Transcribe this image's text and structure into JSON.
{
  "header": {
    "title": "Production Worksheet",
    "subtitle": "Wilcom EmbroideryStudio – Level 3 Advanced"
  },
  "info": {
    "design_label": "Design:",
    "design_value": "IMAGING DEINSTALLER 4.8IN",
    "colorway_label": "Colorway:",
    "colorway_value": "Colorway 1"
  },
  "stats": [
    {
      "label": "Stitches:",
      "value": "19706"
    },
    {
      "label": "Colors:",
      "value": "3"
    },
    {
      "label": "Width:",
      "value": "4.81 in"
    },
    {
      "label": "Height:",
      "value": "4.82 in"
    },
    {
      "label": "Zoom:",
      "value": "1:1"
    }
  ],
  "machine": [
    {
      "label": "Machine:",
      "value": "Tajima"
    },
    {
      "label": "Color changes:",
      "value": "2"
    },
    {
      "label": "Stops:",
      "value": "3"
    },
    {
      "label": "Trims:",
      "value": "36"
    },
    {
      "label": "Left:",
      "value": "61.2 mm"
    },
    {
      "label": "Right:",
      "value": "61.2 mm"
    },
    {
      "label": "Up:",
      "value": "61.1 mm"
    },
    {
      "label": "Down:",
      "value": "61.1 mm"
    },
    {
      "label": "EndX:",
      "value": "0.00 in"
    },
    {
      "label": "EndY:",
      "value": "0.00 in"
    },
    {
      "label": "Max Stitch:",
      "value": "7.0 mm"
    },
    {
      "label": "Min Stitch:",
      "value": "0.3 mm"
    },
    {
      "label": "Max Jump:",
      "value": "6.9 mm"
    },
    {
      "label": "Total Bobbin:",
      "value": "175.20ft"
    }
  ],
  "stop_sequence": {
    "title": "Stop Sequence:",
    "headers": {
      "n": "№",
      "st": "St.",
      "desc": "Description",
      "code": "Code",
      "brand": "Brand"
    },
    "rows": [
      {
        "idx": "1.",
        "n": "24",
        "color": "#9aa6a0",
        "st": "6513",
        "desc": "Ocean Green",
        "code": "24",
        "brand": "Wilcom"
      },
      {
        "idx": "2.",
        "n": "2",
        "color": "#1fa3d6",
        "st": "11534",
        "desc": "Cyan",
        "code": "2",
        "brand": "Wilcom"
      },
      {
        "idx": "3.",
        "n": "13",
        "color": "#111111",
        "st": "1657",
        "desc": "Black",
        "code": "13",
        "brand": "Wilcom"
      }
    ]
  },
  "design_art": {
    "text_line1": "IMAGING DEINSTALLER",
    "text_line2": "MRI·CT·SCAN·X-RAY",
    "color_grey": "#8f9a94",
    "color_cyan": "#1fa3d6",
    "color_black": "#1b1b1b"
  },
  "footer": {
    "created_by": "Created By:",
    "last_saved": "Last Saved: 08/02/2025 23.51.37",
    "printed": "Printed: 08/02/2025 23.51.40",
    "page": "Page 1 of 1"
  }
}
= = =
• [Written task]:
Transcribe each record exactly. Leave nothing out.

• [Answer for the task]:
Transcribe this image's text and structure into JSON.
{
  "header": {
    "title": "Production Worksheet",
    "subtitle": "Wilcom EmbroideryStudio – Level 3 Advanced"
  },
  "info": {
    "design_label": "Design:",
    "design_value": "IMAGING DEINSTALLER 4.8IN",
    "colorway_label": "Colorway:",
    "colorway_value": "Colorway 1"
  },
  "stats": [
    {
      "label": "Stitches:",
      "value": "19706"
    },
    {
      "label": "Colors:",
      "value": "3"
    },
    {
      "label": "Width:",
      "value": "4.81 in"
    },
    {
      "label": "Height:",
      "value": "4.82 in"
    },
    {
      "label": "Zoom:",
      "value": "1:1"
    }
  ],
  "machine": [
    {
      "label": "Machine:",
      "value": "Tajima"
    },
    {
      "label": "Color changes:",
      "value": "2"
    },
    {
      "label": "Stops:",
      "value": "3"
    },
    {
      "label": "Trims:",
      "value": "36"
    },
    {
      "label": "Left:",
      "value": "61.2 mm"
    },
    {
      "label": "Right:",
      "value": "61.2 mm"
    },
    {
      "label": "Up:",
      "value": "61.1 mm"
    },
    {
      "label": "Down:",
      "value": "61.1 mm"
    },
    {
      "label": "EndX:",
      "value": "0.00 in"
    },
    {
      "label": "EndY:",
      "value": "0.00 in"
    },
    {
      "label": "Max Stitch:",
      "value": "7.0 mm"
    },
    {
      "label": "Min Stitch:",
      "value": "0.3 mm"
    },
    {
      "label": "Max Jump:",
      "value": "6.9 mm"
    },
    {
      "label": "Total Bobbin:",
      "value": "175.20ft"
    }
  ],
  "stop_sequence": {
    "title": "Stop Sequence:",
    "headers": {
      "n": "№",
      "st": "St.",
      "desc": "Description",
      "code": "Code",
      "brand": "Brand"
    },
    "rows": [
      {
        "idx": "1.",
        "n": "24",
        "color": "#9aa6a0",
        "st": "6513",
        "desc": "Ocean Green",
        "code": "24",
        "brand": "Wilcom"
      },
      {
        "idx": "2.",
        "n": "2",
        "color": "#1fa3d6",
        "st": "11534",
        "desc": "Cyan",
        "code": "2",
        "brand": "Wilcom"
      },
      {
        "idx": "3.",
        "n": "13",
        "color": "#111111",
        "st": "1657",
        "desc": "Black",
        "code": "13",
        "brand": "Wilcom"
      }
    ]
  },
  "design_art": {
    "text_line1": "IMAGING DEINSTALLER",
    "text_line2": "MRI·CT·SCAN·X-RAY",
    "color_grey": "#8f9a94",
    "color_cyan": "#1fa3d6",
    "color_black": "#1b1b1b"
  },
  "footer": {
    "created_by": "Created By:",
    "last_saved": "Last Saved: 08/02/2025 23.51.37",
    "printed": "Printed: 08/02/2025 23.51.40",
    "page": "Page 1 of 1"
  }
}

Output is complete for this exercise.